--- Start ---

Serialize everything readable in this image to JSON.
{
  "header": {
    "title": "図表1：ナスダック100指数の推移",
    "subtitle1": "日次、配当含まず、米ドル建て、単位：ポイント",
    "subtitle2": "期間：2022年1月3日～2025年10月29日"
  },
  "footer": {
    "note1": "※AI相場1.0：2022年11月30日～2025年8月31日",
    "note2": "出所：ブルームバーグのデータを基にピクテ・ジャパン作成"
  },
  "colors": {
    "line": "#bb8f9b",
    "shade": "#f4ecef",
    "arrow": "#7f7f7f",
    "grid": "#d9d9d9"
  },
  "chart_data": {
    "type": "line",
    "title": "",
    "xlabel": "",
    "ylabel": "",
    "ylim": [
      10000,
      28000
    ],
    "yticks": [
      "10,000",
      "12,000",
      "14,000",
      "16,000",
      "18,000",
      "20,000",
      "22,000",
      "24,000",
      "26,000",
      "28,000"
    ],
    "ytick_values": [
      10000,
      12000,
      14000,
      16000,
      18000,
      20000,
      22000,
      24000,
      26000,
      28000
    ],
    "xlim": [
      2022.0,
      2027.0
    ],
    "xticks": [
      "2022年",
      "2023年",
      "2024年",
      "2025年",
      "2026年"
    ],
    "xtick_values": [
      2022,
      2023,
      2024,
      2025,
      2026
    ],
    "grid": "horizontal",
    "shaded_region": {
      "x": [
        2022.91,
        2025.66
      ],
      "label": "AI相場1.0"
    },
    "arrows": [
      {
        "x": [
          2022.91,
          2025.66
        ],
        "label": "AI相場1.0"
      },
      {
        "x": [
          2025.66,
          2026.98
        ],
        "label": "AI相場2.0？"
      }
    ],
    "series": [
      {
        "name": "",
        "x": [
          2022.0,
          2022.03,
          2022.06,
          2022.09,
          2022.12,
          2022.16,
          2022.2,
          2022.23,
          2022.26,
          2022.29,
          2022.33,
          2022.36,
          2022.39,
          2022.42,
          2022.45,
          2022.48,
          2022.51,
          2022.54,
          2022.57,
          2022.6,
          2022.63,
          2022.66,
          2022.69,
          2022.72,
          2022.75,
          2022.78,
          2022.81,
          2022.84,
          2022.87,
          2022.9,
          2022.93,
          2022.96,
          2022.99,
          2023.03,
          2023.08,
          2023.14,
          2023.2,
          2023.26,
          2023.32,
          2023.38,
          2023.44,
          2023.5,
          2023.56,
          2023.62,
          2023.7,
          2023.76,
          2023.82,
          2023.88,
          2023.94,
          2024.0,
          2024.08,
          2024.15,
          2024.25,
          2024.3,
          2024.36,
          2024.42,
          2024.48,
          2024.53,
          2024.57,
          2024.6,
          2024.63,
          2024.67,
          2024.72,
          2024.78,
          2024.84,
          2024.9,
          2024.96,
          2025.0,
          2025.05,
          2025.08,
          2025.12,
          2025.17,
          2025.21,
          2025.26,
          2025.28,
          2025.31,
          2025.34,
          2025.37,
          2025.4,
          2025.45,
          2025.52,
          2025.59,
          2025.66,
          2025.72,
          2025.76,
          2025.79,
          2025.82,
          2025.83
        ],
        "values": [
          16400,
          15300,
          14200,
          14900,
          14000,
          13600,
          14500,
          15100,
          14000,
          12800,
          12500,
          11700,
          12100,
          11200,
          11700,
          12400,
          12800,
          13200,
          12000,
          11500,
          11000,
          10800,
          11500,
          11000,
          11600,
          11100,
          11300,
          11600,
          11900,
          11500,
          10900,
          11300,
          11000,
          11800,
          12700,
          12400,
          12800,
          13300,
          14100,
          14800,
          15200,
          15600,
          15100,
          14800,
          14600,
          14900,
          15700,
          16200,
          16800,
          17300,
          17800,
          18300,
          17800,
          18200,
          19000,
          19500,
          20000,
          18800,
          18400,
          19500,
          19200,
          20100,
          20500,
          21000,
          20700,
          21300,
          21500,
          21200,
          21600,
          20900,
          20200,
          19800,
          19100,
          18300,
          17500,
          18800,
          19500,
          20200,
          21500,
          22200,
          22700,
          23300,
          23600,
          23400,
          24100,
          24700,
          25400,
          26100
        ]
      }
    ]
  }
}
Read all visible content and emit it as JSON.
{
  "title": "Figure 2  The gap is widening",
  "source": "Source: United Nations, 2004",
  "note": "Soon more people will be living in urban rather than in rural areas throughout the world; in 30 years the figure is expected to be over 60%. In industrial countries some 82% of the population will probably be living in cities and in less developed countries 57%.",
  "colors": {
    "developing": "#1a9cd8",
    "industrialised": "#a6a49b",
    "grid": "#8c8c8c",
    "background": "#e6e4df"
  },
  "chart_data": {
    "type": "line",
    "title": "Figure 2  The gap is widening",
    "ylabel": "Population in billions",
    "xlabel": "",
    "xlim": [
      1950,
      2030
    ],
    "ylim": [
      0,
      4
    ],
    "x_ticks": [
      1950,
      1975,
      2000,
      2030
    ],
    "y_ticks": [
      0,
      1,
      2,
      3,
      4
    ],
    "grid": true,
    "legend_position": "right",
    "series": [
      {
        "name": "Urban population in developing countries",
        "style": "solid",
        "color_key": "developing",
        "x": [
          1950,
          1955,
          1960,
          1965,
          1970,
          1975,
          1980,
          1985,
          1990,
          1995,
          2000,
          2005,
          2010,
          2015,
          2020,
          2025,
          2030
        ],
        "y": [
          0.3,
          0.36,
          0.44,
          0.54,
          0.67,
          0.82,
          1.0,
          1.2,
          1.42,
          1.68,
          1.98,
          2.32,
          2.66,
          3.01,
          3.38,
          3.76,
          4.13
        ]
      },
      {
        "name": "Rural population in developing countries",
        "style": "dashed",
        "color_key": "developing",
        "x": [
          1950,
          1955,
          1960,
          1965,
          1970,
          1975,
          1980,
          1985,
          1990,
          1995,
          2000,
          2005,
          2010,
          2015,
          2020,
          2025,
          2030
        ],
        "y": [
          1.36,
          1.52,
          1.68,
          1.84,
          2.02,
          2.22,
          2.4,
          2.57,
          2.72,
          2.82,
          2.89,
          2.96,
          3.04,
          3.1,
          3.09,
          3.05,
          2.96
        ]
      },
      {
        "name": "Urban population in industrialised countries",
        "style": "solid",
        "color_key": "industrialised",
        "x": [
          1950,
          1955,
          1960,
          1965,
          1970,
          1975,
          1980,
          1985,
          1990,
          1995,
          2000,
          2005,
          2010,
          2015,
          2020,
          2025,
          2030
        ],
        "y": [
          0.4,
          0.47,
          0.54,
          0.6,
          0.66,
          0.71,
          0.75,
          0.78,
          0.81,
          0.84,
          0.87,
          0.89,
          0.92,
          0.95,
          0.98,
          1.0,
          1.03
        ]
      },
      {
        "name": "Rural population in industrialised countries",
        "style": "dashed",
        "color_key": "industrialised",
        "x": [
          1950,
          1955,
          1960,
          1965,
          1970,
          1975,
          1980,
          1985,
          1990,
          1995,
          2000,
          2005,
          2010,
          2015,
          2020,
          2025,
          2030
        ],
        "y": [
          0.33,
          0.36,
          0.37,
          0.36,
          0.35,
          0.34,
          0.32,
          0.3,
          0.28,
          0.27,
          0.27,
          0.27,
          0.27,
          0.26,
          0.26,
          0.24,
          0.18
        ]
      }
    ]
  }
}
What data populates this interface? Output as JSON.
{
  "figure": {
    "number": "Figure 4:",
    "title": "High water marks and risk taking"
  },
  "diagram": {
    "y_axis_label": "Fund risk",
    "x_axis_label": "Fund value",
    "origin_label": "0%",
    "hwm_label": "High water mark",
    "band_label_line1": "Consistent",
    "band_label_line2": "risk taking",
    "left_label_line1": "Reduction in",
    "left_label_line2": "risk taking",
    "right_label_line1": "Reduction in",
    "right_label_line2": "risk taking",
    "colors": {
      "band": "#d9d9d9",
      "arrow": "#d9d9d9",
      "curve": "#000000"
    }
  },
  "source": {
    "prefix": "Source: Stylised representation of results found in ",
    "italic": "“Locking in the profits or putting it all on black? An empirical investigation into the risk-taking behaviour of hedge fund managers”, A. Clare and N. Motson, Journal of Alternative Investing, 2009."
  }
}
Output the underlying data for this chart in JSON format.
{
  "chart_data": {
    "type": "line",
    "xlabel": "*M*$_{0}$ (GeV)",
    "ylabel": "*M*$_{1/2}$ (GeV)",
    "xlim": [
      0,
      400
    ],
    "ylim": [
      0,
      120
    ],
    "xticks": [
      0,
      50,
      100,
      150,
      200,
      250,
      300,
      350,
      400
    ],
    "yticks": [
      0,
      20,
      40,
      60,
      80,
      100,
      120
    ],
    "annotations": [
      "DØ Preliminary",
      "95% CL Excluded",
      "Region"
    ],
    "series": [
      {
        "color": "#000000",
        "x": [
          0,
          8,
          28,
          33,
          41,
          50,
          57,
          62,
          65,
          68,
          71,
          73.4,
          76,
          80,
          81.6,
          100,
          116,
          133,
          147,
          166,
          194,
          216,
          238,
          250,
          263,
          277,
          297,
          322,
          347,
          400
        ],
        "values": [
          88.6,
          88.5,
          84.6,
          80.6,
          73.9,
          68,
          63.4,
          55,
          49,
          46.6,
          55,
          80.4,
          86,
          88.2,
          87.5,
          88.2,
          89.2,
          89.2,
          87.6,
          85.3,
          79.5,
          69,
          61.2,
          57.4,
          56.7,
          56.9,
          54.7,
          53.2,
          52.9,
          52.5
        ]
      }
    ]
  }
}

--- End ---

- **INSTRUCTION**:
Copy each line in the data that holds the word "name".

- **OUTPUT OF THE TASK**:
        "name": "",
        "name": "Urban population in developing countries",
        "name": "Rural population in developing countries",
        "name": "Urban population in industrialised countries",
        "name": "Rural population in industrialised countries",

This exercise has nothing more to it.